GIVEN DATA

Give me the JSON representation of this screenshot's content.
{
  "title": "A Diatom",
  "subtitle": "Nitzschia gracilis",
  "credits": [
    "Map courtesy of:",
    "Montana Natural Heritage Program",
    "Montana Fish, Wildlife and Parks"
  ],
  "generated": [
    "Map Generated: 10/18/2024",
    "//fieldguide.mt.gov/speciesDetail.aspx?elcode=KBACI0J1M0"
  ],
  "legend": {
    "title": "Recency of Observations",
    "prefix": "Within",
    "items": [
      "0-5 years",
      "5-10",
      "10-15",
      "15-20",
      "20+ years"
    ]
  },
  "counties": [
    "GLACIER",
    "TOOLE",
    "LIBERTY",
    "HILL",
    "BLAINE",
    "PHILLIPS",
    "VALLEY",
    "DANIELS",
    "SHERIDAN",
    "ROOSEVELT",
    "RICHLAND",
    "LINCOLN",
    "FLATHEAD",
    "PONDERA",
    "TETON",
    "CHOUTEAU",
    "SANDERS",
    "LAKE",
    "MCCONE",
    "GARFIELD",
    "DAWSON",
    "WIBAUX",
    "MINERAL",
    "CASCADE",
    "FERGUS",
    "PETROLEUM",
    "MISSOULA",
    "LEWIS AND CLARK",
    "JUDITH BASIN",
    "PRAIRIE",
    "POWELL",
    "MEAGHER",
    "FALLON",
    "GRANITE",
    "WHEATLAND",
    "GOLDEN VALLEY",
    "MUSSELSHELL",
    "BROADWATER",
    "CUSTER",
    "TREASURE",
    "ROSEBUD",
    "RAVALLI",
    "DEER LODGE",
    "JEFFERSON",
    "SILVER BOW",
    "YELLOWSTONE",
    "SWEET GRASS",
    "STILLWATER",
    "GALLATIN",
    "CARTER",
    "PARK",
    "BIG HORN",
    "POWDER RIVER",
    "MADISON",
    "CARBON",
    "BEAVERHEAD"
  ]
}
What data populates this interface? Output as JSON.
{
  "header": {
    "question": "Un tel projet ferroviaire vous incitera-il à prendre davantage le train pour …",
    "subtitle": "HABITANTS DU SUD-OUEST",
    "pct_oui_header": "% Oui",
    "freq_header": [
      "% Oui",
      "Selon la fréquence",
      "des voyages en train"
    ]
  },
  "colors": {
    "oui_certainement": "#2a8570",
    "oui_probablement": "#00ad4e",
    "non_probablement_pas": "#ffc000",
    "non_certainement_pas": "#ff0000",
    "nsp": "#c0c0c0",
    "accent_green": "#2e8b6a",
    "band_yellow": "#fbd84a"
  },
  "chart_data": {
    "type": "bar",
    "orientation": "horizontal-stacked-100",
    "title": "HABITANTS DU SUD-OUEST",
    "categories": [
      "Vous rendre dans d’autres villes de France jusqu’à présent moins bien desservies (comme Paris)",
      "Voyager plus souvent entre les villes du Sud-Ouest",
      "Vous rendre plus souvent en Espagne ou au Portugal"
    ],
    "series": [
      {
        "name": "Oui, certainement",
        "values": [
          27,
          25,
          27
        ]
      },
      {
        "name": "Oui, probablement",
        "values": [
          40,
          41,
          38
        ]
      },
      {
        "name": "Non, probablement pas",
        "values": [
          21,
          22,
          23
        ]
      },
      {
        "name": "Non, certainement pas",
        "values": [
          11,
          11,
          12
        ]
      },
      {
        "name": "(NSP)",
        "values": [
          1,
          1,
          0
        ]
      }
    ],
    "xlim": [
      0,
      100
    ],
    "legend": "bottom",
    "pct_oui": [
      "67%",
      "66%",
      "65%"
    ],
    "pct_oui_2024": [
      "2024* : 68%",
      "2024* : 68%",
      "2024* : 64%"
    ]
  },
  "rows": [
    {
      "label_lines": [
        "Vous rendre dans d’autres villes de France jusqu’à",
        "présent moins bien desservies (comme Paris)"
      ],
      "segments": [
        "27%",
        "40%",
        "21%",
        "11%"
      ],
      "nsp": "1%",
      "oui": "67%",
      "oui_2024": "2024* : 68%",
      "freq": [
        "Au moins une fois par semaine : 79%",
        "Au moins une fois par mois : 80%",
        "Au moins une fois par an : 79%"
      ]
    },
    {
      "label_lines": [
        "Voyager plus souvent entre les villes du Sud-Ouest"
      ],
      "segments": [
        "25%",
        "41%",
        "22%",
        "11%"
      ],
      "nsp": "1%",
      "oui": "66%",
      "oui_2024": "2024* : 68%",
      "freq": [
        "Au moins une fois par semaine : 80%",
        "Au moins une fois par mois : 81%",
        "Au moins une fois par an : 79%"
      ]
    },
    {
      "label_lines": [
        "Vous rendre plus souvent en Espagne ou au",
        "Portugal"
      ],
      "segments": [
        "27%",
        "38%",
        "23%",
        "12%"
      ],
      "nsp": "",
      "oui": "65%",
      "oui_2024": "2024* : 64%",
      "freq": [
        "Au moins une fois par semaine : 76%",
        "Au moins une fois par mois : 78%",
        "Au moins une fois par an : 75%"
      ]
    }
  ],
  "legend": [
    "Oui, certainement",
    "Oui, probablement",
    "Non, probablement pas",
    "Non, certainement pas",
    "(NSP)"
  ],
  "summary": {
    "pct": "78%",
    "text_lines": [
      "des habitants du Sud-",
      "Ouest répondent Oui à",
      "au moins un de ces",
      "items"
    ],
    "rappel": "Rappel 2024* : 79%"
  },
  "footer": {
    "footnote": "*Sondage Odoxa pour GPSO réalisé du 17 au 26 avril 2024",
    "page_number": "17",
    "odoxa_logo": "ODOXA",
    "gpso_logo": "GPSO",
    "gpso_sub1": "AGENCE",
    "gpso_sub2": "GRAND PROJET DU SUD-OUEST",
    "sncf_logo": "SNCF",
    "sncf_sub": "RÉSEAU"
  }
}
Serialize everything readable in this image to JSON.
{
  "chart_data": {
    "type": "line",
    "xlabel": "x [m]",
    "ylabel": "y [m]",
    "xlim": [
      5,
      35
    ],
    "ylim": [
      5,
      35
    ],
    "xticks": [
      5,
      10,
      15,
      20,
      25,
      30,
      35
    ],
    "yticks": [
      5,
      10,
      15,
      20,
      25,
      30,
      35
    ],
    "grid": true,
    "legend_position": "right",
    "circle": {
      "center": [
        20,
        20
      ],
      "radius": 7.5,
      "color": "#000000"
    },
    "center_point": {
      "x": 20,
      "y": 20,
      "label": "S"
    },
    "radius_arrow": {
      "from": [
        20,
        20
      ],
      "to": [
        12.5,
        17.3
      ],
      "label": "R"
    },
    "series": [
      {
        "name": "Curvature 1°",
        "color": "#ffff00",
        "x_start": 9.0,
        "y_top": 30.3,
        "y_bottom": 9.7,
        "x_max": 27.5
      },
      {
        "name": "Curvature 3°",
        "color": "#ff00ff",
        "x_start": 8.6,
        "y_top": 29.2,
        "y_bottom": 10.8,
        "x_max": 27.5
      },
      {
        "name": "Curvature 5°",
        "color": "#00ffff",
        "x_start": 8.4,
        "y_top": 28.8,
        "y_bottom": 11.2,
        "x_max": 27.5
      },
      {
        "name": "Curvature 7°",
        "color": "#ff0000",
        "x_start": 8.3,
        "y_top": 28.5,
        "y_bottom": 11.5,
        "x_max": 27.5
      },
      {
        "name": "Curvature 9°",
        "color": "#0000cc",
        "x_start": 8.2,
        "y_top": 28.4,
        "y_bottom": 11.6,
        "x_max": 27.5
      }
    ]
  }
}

THE PROBLEM
Write out the data exactly as it stands.

COMPLETE OUTPUT
Give me the JSON representation of this screenshot's content.
{
  "title": "A Diatom",
  "subtitle": "Nitzschia gracilis",
  "credits": [
    "Map courtesy of:",
    "Montana Natural Heritage Program",
    "Montana Fish, Wildlife and Parks"
  ],
  "generated": [
    "Map Generated: 10/18/2024",
    "//fieldguide.mt.gov/speciesDetail.aspx?elcode=KBACI0J1M0"
  ],
  "legend": {
    "title": "Recency of Observations",
    "prefix": "Within",
    "items": [
      "0-5 years",
      "5-10",
      "10-15",
      "15-20",
      "20+ years"
    ]
  },
  "counties": [
    "GLACIER",
    "TOOLE",
    "LIBERTY",
    "HILL",
    "BLAINE",
    "PHILLIPS",
    "VALLEY",
    "DANIELS",
    "SHERIDAN",
    "ROOSEVELT",
    "RICHLAND",
    "LINCOLN",
    "FLATHEAD",
    "PONDERA",
    "TETON",
    "CHOUTEAU",
    "SANDERS",
    "LAKE",
    "MCCONE",
    "GARFIELD",
    "DAWSON",
    "WIBAUX",
    "MINERAL",
    "CASCADE",
    "FERGUS",
    "PETROLEUM",
    "MISSOULA",
    "LEWIS AND CLARK",
    "JUDITH BASIN",
    "PRAIRIE",
    "POWELL",
    "MEAGHER",
    "FALLON",
    "GRANITE",
    "WHEATLAND",
    "GOLDEN VALLEY",
    "MUSSELSHELL",
    "BROADWATER",
    "CUSTER",
    "TREASURE",
    "ROSEBUD",
    "RAVALLI",
    "DEER LODGE",
    "JEFFERSON",
    "SILVER BOW",
    "YELLOWSTONE",
    "SWEET GRASS",
    "STILLWATER",
    "GALLATIN",
    "CARTER",
    "PARK",
    "BIG HORN",
    "POWDER RIVER",
    "MADISON",
    "CARBON",
    "BEAVERHEAD"
  ]
}
What data populates this interface? Output as JSON.
{
  "header": {
    "question": "Un tel projet ferroviaire vous incitera-il à prendre davantage le train pour …",
    "subtitle": "HABITANTS DU SUD-OUEST",
    "pct_oui_header": "% Oui",
    "freq_header": [
      "% Oui",
      "Selon la fréquence",
      "des voyages en train"
    ]
  },
  "colors": {
    "oui_certainement": "#2a8570",
    "oui_probablement": "#00ad4e",
    "non_probablement_pas": "#ffc000",
    "non_certainement_pas": "#ff0000",
    "nsp": "#c0c0c0",
    "accent_green": "#2e8b6a",
    "band_yellow": "#fbd84a"
  },
  "chart_data": {
    "type": "bar",
    "orientation": "horizontal-stacked-100",
    "title": "HABITANTS DU SUD-OUEST",
    "categories": [
      "Vous rendre dans d’autres villes de France jusqu’à présent moins bien desservies (comme Paris)",
      "Voyager plus souvent entre les villes du Sud-Ouest",
      "Vous rendre plus souvent en Espagne ou au Portugal"
    ],
    "series": [
      {
        "name": "Oui, certainement",
        "values": [
          27,
          25,
          27
        ]
      },
      {
        "name": "Oui, probablement",
        "values": [
          40,
          41,
          38
        ]
      },
      {
        "name": "Non, probablement pas",
        "values": [
          21,
          22,
          23
        ]
      },
      {
        "name": "Non, certainement pas",
        "values": [
          11,
          11,
          12
        ]
      },
      {
        "name": "(NSP)",
        "values": [
          1,
          1,
          0
        ]
      }
    ],
    "xlim": [
      0,
      100
    ],
    "legend": "bottom",
    "pct_oui": [
      "67%",
      "66%",
      "65%"
    ],
    "pct_oui_2024": [
      "2024* : 68%",
      "2024* : 68%",
      "2024* : 64%"
    ]
  },
  "rows": [
    {
      "label_lines": [
        "Vous rendre dans d’autres villes de France jusqu’à",
        "présent moins bien desservies (comme Paris)"
      ],
      "segments": [
        "27%",
        "40%",
        "21%",
        "11%"
      ],
      "nsp": "1%",
      "oui": "67%",
      "oui_2024": "2024* : 68%",
      "freq": [
        "Au moins une fois par semaine : 79%",
        "Au moins une fois par mois : 80%",
        "Au moins une fois par an : 79%"
      ]
    },
    {
      "label_lines": [
        "Voyager plus souvent entre les villes du Sud-Ouest"
      ],
      "segments": [
        "25%",
        "41%",
        "22%",
        "11%"
      ],
      "nsp": "1%",
      "oui": "66%",
      "oui_2024": "2024* : 68%",
      "freq": [
        "Au moins une fois par semaine : 80%",
        "Au moins une fois par mois : 81%",
        "Au moins une fois par an : 79%"
      ]
    },
    {
      "label_lines": [
        "Vous rendre plus souvent en Espagne ou au",
        "Portugal"
      ],
      "segments": [
        "27%",
        "38%",
        "23%",
        "12%"
      ],
      "nsp": "",
      "oui": "65%",
      "oui_2024": "2024* : 64%",
      "freq": [
        "Au moins une fois par semaine : 76%",
        "Au moins une fois par mois : 78%",
        "Au moins une fois par an : 75%"
      ]
    }
  ],
  "legend": [
    "Oui, certainement",
    "Oui, probablement",
    "Non, probablement pas",
    "Non, certainement pas",
    "(NSP)"
  ],
  "summary": {
    "pct": "78%",
    "text_lines": [
      "des habitants du Sud-",
      "Ouest répondent Oui à",
      "au moins un de ces",
      "items"
    ],
    "rappel": "Rappel 2024* : 79%"
  },
  "footer": {
    "footnote": "*Sondage Odoxa pour GPSO réalisé du 17 au 26 avril 2024",
    "page_number": "17",
    "odoxa_logo": "ODOXA",
    "gpso_logo": "GPSO",
    "gpso_sub1": "AGENCE",
    "gpso_sub2": "GRAND PROJET DU SUD-OUEST",
    "sncf_logo": "SNCF",
    "sncf_sub": "RÉSEAU"
  }
}
Serialize everything readable in this image to JSON.
{
  "chart_data": {
    "type": "line",
    "xlabel": "x [m]",
    "ylabel": "y [m]",
    "xlim": [
      5,
      35
    ],
    "ylim": [
      5,
      35
    ],
    "xticks": [
      5,
      10,
      15,
      20,
      25,
      30,
      35
    ],
    "yticks": [
      5,
      10,
      15,
      20,
      25,
      30,
      35
    ],
    "grid": true,
    "legend_position": "right",
    "circle": {
      "center": [
        20,
        20
      ],
      "radius": 7.5,
      "color": "#000000"
    },
    "center_point": {
      "x": 20,
      "y": 20,
      "label": "S"
    },
    "radius_arrow": {
      "from": [
        20,
        20
      ],
      "to": [
        12.5,
        17.3
      ],
      "label": "R"
    },
    "series": [
      {
        "name": "Curvature 1°",
        "color": "#ffff00",
        "x_start": 9.0,
        "y_top": 30.3,
        "y_bottom": 9.7,
        "x_max": 27.5
      },
      {
        "name": "Curvature 3°",
        "color": "#ff00ff",
        "x_start": 8.6,
        "y_top": 29.2,
        "y_bottom": 10.8,
        "x_max": 27.5
      },
      {
        "name": "Curvature 5°",
        "color": "#00ffff",
        "x_start": 8.4,
        "y_top": 28.8,
        "y_bottom": 11.2,
        "x_max": 27.5
      },
      {
        "name": "Curvature 7°",
        "color": "#ff0000",
        "x_start": 8.3,
        "y_top": 28.5,
        "y_bottom": 11.5,
        "x_max": 27.5
      },
      {
        "name": "Curvature 9°",
        "color": "#0000cc",
        "x_start": 8.2,
        "y_top": 28.4,
        "y_bottom": 11.6,
        "x_max": 27.5
      }
    ]
  }
}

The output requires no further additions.